____ GIVEN ENTRIES

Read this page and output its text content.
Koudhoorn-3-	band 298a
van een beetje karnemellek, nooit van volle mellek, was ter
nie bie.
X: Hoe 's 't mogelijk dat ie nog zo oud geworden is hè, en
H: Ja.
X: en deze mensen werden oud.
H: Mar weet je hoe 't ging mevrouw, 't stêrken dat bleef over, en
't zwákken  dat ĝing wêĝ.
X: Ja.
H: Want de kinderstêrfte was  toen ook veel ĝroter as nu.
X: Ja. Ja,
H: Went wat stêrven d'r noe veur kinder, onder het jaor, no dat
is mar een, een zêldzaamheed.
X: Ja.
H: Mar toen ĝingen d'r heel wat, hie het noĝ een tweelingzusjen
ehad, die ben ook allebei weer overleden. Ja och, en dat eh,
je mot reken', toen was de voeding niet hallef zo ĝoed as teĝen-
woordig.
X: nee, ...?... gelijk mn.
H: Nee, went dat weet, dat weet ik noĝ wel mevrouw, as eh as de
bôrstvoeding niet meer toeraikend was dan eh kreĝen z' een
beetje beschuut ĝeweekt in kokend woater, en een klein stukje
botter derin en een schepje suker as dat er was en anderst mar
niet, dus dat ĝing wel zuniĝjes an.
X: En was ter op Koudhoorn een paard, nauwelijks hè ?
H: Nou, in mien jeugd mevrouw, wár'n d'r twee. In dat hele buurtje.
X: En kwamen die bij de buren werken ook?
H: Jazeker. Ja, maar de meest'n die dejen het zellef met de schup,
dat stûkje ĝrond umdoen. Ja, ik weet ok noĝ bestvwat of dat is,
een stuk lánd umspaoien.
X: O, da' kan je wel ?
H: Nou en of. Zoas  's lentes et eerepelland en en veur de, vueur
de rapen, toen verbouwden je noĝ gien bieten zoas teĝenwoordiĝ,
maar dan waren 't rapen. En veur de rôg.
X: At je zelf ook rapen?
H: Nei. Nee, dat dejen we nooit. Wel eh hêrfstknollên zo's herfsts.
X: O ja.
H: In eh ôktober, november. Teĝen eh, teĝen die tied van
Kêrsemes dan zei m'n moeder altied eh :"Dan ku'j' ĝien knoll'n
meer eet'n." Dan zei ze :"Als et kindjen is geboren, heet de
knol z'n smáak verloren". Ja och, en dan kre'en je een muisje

________

| DESCRIPTION OF THE TASK |
The records above need to be transcribed in full. Keep every character unchanged.

| SOLUTION TO THIS TASK |
Read this page and output its text content.
Koudhoorn-3-	band 298a
van een beetje karnemellek, nooit van volle mellek, was ter
nie bie.
X: Hoe 's 't mogelijk dat ie nog zo oud geworden is hè, en
H: Ja.
X: en deze mensen werden oud.
H: Mar weet je hoe 't ging mevrouw, 't stêrken dat bleef over, en
't zwákken  dat ĝing wêĝ.
X: Ja.
H: Want de kinderstêrfte was  toen ook veel ĝroter as nu.
X: Ja. Ja,
H: Went wat stêrven d'r noe veur kinder, onder het jaor, no dat
is mar een, een zêldzaamheed.
X: Ja.
H: Mar toen ĝingen d'r heel wat, hie het noĝ een tweelingzusjen
ehad, die ben ook allebei weer overleden. Ja och, en dat eh,
je mot reken', toen was de voeding niet hallef zo ĝoed as teĝen-
woordig.
X: nee, ...?... gelijk mn.
H: Nee, went dat weet, dat weet ik noĝ wel mevrouw, as eh as de
bôrstvoeding niet meer toeraikend was dan eh kreĝen z' een
beetje beschuut ĝeweekt in kokend woater, en een klein stukje
botter derin en een schepje suker as dat er was en anderst mar
niet, dus dat ĝing wel zuniĝjes an.
X: En was ter op Koudhoorn een paard, nauwelijks hè ?
H: Nou, in mien jeugd mevrouw, wár'n d'r twee. In dat hele buurtje.
X: En kwamen die bij de buren werken ook?
H: Jazeker. Ja, maar de meest'n die dejen het zellef met de schup,
dat stûkje ĝrond umdoen. Ja, ik weet ok noĝ bestvwat of dat is,
een stuk lánd umspaoien.
X: O, da' kan je wel ?
H: Nou en of. Zoas  's lentes et eerepelland en en veur de, vueur
de rapen, toen verbouwden je noĝ gien bieten zoas teĝenwoordiĝ,
maar dan waren 't rapen. En veur de rôg.
X: At je zelf ook rapen?
H: Nei. Nee, dat dejen we nooit. Wel eh hêrfstknollên zo's herfsts.
X: O ja.
H: In eh ôktober, november. Teĝen eh, teĝen die tied van
Kêrsemes dan zei m'n moeder altied eh :"Dan ku'j' ĝien knoll'n
meer eet'n." Dan zei ze :"Als et kindjen is geboren, heet de
knol z'n smáak verloren". Ja och, en dan kre'en je een muisje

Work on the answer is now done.